WORK INSTRUCTIONS: Return a copy of each line that holds the string "cdot".

— start —

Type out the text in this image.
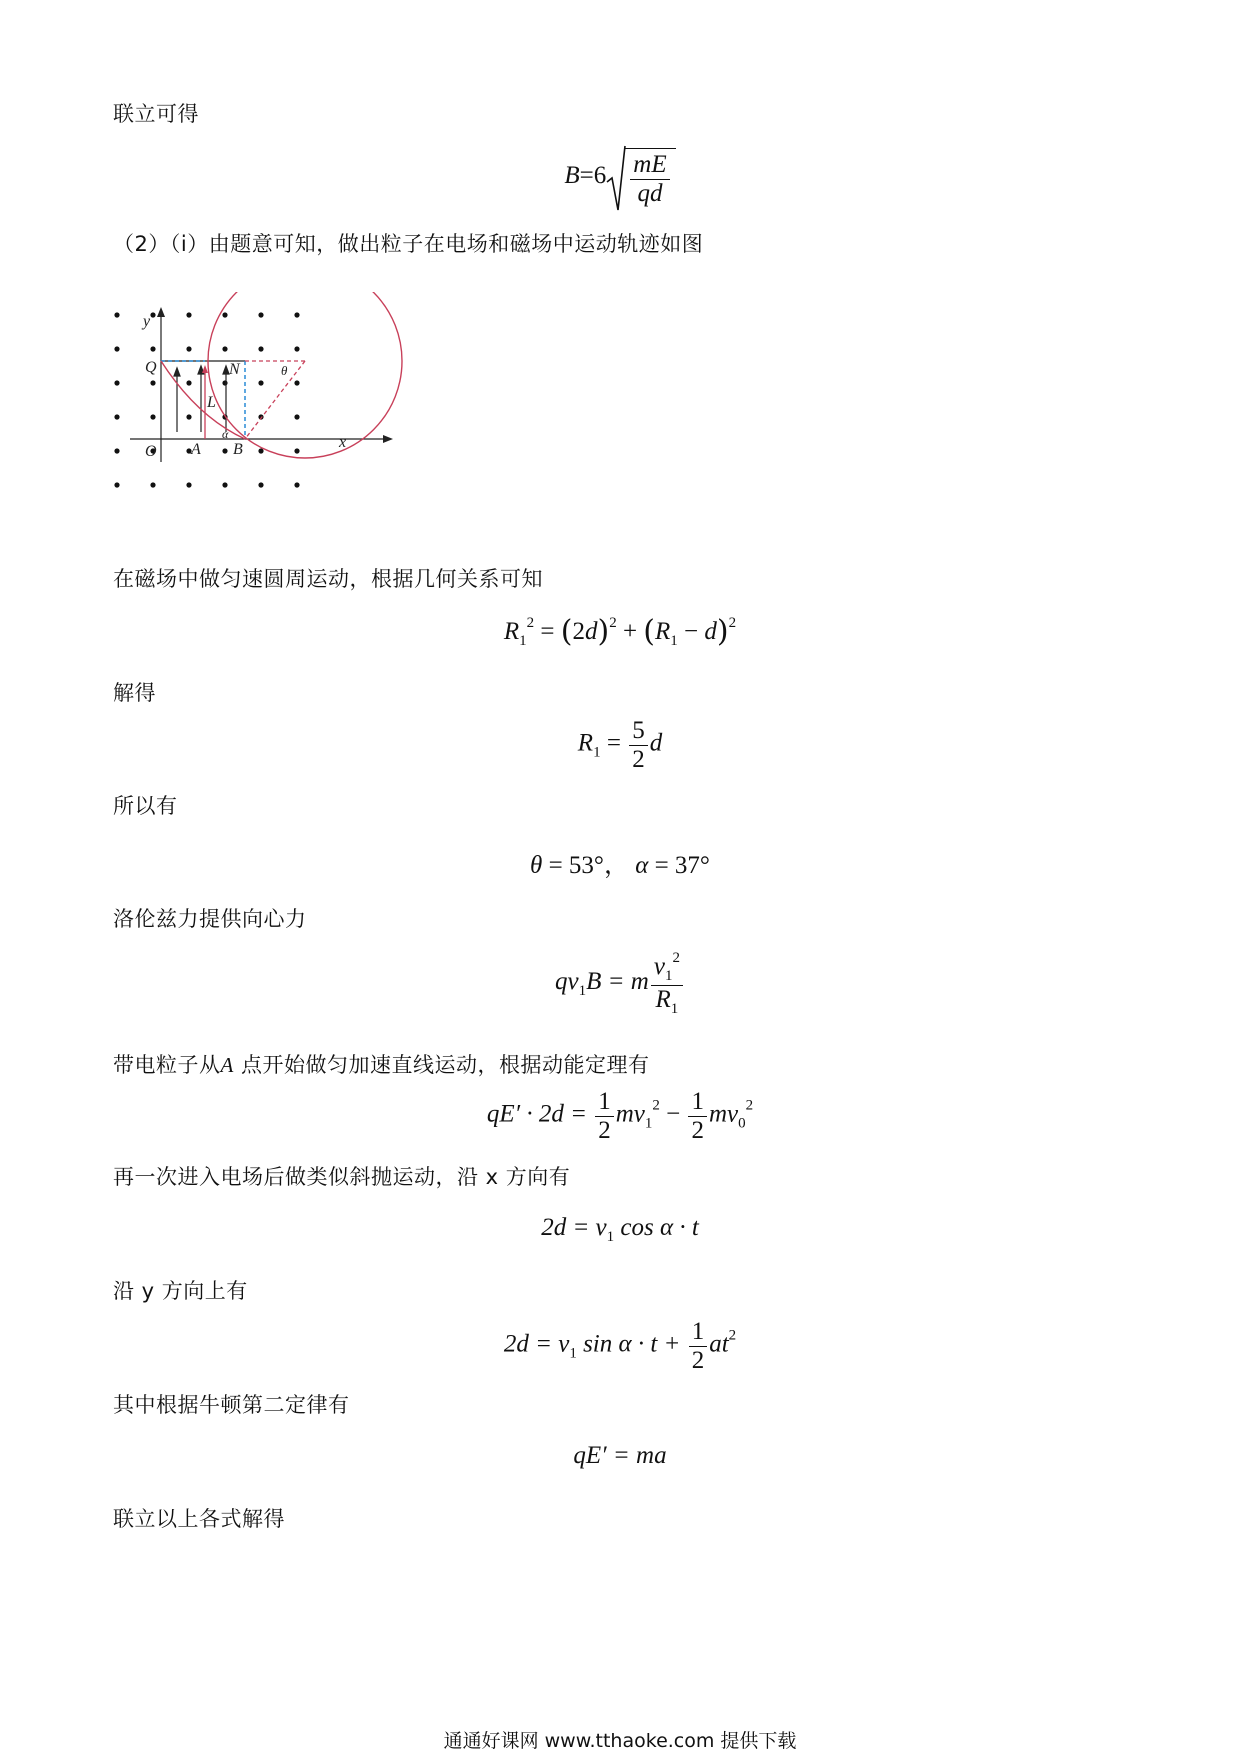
联立可得
$B=6 \frac{mE}{qd}$
（2）（i）由题意可知，做出粒子在电场和磁场中运动轨迹如图
y
x
Q	N
O A B
L
θ
α
在磁场中做匀速圆周运动，根据几何关系可知
$R_1^2 = (2d)^2 + (R_1 - d)^2$
解得
$R_1 = \frac{5}{2}$ d
所以有
θ = 53°， α = 37°
洛伦兹力提供向心力
$qv_1B = m \frac{v_1^2}{R_1}$
带电粒子从A 点开始做匀加速直线运动，根据动能定理有
$qE' \cdot 2d = \frac{1}{2} mv_1^2 - \frac{1}{2} mv_0^2$
再一次进入电场后做类似斜抛运动，沿 x 方向有
$2d = v_1$ cos α · t
沿 y 方向上有
$2d = v_1$ $\sin \alpha \cdot t + \frac{1}{2} at^2$
其中根据牛顿第二定律有
qE′ = ma
联立以上各式解得
通通好课网 www.tthaoke.com 提供下载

— end —

COMPLETED EXERCISE:
$qE' \cdot 2d = \frac{1}{2} mv_1^2 - \frac{1}{2} mv_0^2$
$2d = v_1$ $\sin \alpha \cdot t + \frac{1}{2} at^2$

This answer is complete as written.